- _Aim_:
Find each line with the string "subtitle" and report it.
** start of Given records **
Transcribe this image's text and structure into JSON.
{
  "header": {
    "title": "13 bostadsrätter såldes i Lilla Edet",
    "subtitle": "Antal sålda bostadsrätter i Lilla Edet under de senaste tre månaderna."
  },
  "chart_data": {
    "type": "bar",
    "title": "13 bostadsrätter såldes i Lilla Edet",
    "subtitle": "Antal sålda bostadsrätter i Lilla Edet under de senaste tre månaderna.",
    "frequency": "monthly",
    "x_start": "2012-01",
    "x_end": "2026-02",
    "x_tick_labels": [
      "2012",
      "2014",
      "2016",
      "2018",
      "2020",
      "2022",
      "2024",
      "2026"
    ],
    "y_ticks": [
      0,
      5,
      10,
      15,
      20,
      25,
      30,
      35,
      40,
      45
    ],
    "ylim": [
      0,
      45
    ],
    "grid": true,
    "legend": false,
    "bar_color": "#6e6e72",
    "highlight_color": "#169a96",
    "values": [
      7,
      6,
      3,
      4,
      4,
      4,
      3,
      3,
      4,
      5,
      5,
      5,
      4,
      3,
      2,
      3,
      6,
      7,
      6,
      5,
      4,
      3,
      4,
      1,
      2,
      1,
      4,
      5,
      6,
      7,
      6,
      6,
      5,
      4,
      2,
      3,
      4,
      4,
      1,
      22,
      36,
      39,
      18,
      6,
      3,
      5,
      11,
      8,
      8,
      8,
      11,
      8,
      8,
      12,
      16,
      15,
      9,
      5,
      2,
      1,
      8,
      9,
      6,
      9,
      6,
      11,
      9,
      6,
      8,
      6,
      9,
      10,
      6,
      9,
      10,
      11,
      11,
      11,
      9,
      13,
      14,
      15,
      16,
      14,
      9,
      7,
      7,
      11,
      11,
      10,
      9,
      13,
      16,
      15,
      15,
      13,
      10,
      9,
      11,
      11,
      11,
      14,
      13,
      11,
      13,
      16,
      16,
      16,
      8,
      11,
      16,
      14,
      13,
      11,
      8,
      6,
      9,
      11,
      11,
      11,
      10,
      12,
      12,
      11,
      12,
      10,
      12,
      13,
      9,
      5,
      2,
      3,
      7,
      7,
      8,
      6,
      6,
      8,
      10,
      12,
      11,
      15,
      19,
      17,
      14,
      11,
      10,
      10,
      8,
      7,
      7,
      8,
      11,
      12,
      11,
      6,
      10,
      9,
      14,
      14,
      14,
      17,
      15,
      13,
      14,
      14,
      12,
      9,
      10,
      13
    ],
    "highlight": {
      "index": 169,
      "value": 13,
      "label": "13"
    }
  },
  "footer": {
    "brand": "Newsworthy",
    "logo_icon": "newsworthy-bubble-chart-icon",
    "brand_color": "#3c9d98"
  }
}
** end of Given records **
- _Written answer_:
    "subtitle": "Antal sålda bostadsrätter i Lilla Edet under de senaste tre månaderna."
    "subtitle": "Antal sålda bostadsrätter i Lilla Edet under de senaste tre månaderna.",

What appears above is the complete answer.